▶ [YOUR ASSIGNMENT]:
The reply is to contain the full listing, repeated exactly, with pictures left out.

▶ [EXERCISE DATA]:

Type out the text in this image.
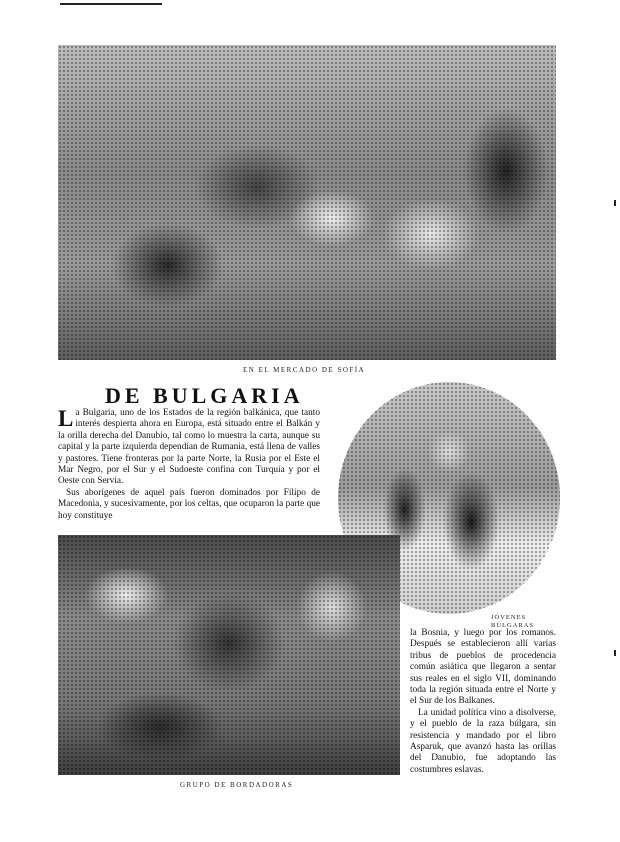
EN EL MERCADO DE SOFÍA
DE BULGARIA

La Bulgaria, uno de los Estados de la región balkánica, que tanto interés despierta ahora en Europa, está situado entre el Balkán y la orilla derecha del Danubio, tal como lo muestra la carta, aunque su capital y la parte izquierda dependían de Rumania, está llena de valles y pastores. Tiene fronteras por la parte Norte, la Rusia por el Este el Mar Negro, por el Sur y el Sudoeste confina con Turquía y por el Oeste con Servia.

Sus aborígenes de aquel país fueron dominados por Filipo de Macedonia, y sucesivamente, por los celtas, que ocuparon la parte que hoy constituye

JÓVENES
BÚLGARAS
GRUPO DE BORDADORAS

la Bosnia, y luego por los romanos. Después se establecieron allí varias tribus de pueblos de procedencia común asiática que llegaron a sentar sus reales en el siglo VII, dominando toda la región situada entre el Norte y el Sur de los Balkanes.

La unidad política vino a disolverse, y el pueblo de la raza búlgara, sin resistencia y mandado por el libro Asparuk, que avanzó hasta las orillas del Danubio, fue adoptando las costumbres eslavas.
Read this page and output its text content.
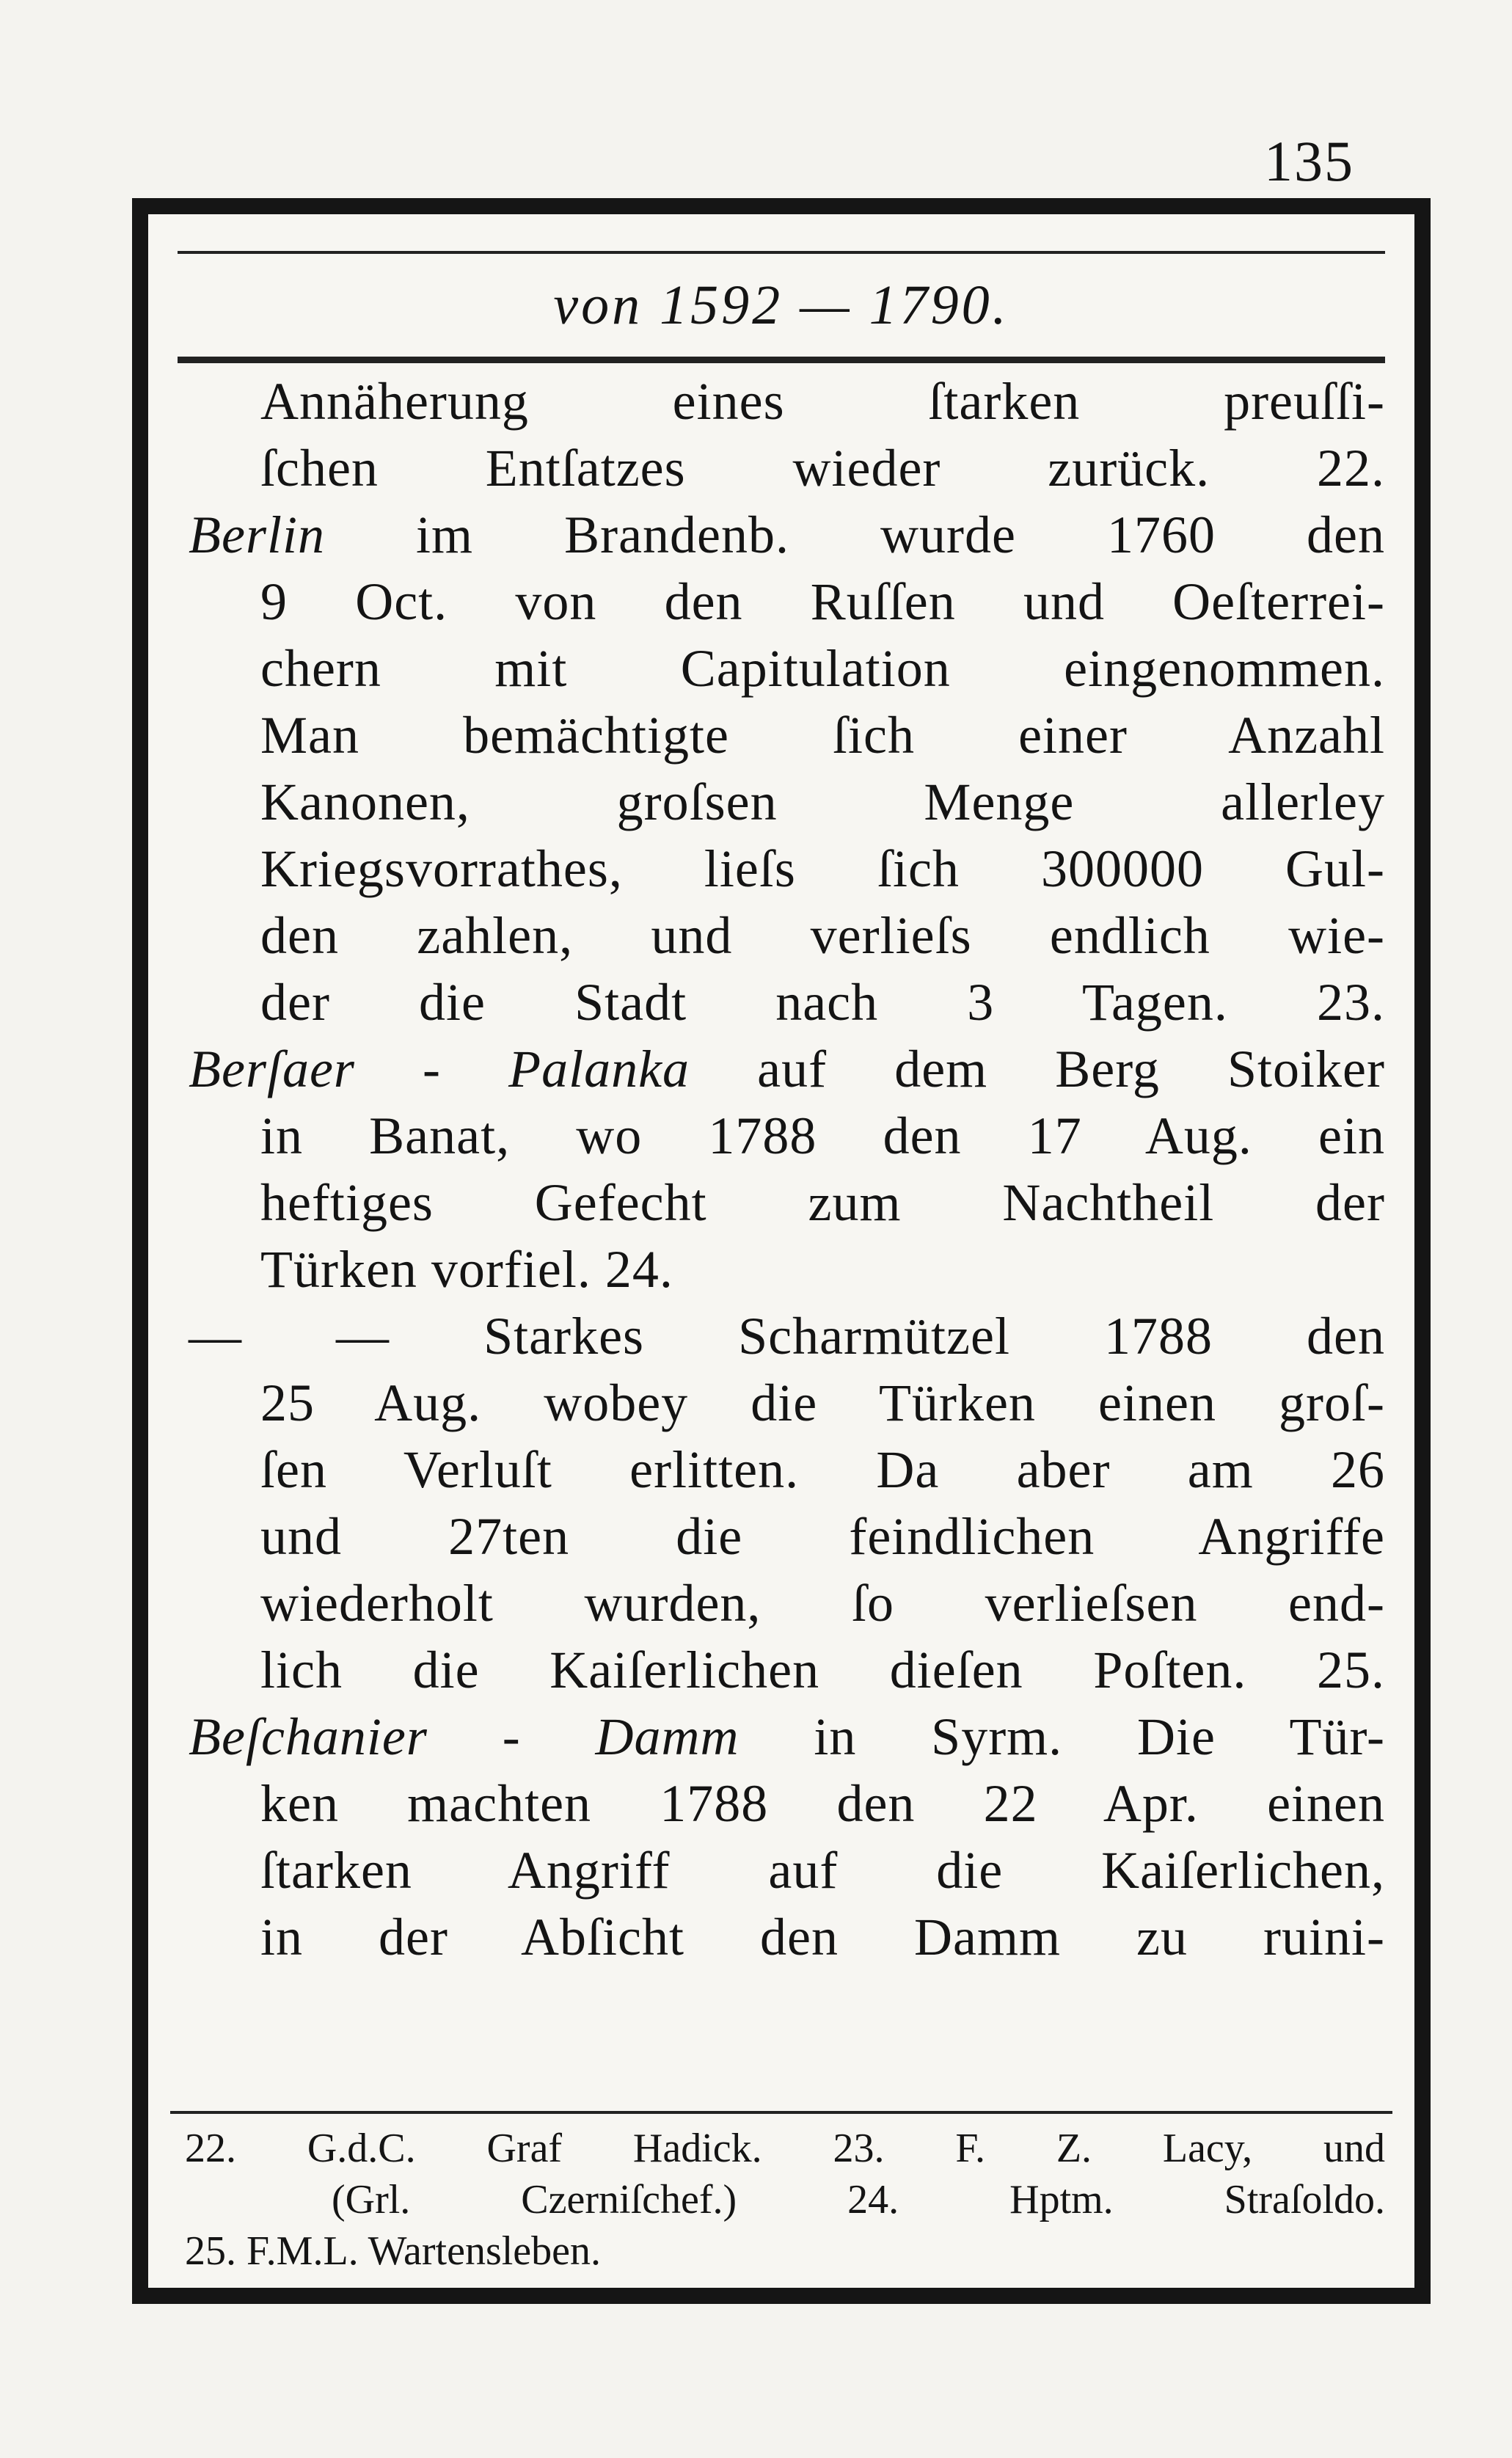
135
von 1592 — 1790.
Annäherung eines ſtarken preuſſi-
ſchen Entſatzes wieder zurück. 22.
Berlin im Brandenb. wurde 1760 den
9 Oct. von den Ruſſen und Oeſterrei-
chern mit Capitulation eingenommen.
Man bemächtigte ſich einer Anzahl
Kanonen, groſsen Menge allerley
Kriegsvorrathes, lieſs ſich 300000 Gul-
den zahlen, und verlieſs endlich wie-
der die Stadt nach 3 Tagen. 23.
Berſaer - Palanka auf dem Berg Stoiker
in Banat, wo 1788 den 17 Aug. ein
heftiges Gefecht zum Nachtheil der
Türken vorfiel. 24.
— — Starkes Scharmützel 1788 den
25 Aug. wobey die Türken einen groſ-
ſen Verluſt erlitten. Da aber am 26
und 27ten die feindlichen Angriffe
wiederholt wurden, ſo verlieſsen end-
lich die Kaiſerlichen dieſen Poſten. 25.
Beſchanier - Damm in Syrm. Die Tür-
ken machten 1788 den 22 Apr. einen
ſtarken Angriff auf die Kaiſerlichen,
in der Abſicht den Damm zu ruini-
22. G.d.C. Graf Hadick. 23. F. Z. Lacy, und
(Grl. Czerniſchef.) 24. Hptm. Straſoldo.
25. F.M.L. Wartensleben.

▶ [TASK OUTPUT]:
Type out the text in this image.
EN EL MERCADO DE SOFÍA
DE BULGARIA

La Bulgaria, uno de los Estados de la región balkánica, que tanto interés despierta ahora en Europa, está situado entre el Balkán y la orilla derecha del Danubio, tal como lo muestra la carta, aunque su capital y la parte izquierda dependían de Rumania, está llena de valles y pastores. Tiene fronteras por la parte Norte, la Rusia por el Este el Mar Negro, por el Sur y el Sudoeste confina con Turquía y por el Oeste con Servia.

Sus aborígenes de aquel país fueron dominados por Filipo de Macedonia, y sucesivamente, por los celtas, que ocuparon la parte que hoy constituye

JÓVENES
BÚLGARAS
GRUPO DE BORDADORAS

la Bosnia, y luego por los romanos. Después se establecieron allí varias tribus de pueblos de procedencia común asiática que llegaron a sentar sus reales en el siglo VII, dominando toda la región situada entre el Norte y el Sur de los Balkanes.

La unidad política vino a disolverse, y el pueblo de la raza búlgara, sin resistencia y mandado por el libro Asparuk, que avanzó hasta las orillas del Danubio, fue adoptando las costumbres eslavas.
Read this page and output its text content.
135
von 1592 — 1790.
Annäherung eines ſtarken preuſſi-
ſchen Entſatzes wieder zurück. 22.
Berlin im Brandenb. wurde 1760 den
9 Oct. von den Ruſſen und Oeſterrei-
chern mit Capitulation eingenommen.
Man bemächtigte ſich einer Anzahl
Kanonen, groſsen Menge allerley
Kriegsvorrathes, lieſs ſich 300000 Gul-
den zahlen, und verlieſs endlich wie-
der die Stadt nach 3 Tagen. 23.
Berſaer - Palanka auf dem Berg Stoiker
in Banat, wo 1788 den 17 Aug. ein
heftiges Gefecht zum Nachtheil der
Türken vorfiel. 24.
— — Starkes Scharmützel 1788 den
25 Aug. wobey die Türken einen groſ-
ſen Verluſt erlitten. Da aber am 26
und 27ten die feindlichen Angriffe
wiederholt wurden, ſo verlieſsen end-
lich die Kaiſerlichen dieſen Poſten. 25.
Beſchanier - Damm in Syrm. Die Tür-
ken machten 1788 den 22 Apr. einen
ſtarken Angriff auf die Kaiſerlichen,
in der Abſicht den Damm zu ruini-
22. G.d.C. Graf Hadick. 23. F. Z. Lacy, und
(Grl. Czerniſchef.) 24. Hptm. Straſoldo.
25. F.M.L. Wartensleben.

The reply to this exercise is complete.